#### Stored items
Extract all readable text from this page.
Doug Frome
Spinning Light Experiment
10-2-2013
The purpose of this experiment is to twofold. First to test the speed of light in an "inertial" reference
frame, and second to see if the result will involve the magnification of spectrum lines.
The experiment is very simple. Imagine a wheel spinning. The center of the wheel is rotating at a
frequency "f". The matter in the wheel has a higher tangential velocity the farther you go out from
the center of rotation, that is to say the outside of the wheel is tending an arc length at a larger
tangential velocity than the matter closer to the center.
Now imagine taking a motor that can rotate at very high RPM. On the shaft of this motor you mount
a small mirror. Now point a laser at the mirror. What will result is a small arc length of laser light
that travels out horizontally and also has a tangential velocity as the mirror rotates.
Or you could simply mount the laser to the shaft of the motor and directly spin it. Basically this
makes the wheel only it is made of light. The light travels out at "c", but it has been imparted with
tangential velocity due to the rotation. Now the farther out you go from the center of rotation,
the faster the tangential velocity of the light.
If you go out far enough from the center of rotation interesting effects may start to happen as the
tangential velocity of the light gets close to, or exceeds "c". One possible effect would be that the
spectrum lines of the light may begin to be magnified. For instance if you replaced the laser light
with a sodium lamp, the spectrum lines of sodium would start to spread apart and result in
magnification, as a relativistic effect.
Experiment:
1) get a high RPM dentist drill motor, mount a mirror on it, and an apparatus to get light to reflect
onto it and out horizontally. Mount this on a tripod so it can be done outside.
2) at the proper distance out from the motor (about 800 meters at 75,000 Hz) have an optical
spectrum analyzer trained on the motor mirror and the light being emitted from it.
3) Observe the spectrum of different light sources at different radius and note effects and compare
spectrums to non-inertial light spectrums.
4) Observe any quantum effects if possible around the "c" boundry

#### Aim of the exercise
Reproduce the material exactly, with every line intact.

#### Task response
Extract all readable text from this page.
Doug Frome
Spinning Light Experiment
10-2-2013
The purpose of this experiment is to twofold. First to test the speed of light in an "inertial" reference
frame, and second to see if the result will involve the magnification of spectrum lines.
The experiment is very simple. Imagine a wheel spinning. The center of the wheel is rotating at a
frequency "f". The matter in the wheel has a higher tangential velocity the farther you go out from
the center of rotation, that is to say the outside of the wheel is tending an arc length at a larger
tangential velocity than the matter closer to the center.
Now imagine taking a motor that can rotate at very high RPM. On the shaft of this motor you mount
a small mirror. Now point a laser at the mirror. What will result is a small arc length of laser light
that travels out horizontally and also has a tangential velocity as the mirror rotates.
Or you could simply mount the laser to the shaft of the motor and directly spin it. Basically this
makes the wheel only it is made of light. The light travels out at "c", but it has been imparted with
tangential velocity due to the rotation. Now the farther out you go from the center of rotation,
the faster the tangential velocity of the light.
If you go out far enough from the center of rotation interesting effects may start to happen as the
tangential velocity of the light gets close to, or exceeds "c". One possible effect would be that the
spectrum lines of the light may begin to be magnified. For instance if you replaced the laser light
with a sodium lamp, the spectrum lines of sodium would start to spread apart and result in
magnification, as a relativistic effect.
Experiment:
1) get a high RPM dentist drill motor, mount a mirror on it, and an apparatus to get light to reflect
onto it and out horizontally. Mount this on a tripod so it can be done outside.
2) at the proper distance out from the motor (about 800 meters at 75,000 Hz) have an optical
spectrum analyzer trained on the motor mirror and the light being emitted from it.
3) Observe the spectrum of different light sources at different radius and note effects and compare
spectrums to non-inertial light spectrums.
4) Observe any quantum effects if possible around the "c" boundry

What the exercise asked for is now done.